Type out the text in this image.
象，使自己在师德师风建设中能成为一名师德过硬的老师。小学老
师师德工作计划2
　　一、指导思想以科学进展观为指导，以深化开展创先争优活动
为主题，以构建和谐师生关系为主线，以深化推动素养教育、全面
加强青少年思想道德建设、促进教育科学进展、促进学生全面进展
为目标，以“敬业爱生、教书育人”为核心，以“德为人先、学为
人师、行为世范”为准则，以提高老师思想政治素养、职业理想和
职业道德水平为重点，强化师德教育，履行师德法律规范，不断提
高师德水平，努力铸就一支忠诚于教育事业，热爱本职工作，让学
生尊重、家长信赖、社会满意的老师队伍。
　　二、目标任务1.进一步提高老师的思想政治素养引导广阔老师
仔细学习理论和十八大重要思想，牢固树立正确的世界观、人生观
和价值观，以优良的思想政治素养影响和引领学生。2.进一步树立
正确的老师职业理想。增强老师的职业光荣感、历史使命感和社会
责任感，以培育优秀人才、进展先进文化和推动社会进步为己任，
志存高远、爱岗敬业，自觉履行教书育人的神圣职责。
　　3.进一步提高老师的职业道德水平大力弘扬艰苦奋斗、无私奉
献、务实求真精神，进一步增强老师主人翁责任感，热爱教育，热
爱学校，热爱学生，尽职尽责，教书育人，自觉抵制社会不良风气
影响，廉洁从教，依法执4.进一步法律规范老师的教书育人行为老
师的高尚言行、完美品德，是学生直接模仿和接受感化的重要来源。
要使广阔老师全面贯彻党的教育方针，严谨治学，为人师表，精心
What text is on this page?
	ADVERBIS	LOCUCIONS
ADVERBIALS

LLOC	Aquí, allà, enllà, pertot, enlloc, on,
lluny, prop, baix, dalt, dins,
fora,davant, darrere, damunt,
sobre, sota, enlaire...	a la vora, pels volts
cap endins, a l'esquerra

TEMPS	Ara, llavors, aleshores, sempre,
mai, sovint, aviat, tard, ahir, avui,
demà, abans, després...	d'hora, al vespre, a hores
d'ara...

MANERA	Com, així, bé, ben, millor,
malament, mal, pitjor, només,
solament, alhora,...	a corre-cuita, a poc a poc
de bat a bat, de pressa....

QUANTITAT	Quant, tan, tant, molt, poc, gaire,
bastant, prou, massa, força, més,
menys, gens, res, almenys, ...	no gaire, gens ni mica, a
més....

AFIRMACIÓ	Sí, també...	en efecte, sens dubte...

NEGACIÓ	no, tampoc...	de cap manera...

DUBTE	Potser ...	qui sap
———
■ **Task instructions**:
Determine how many lines of the entries above carry the string "gaire", and give that number alone.

■ **Output of the task**:
2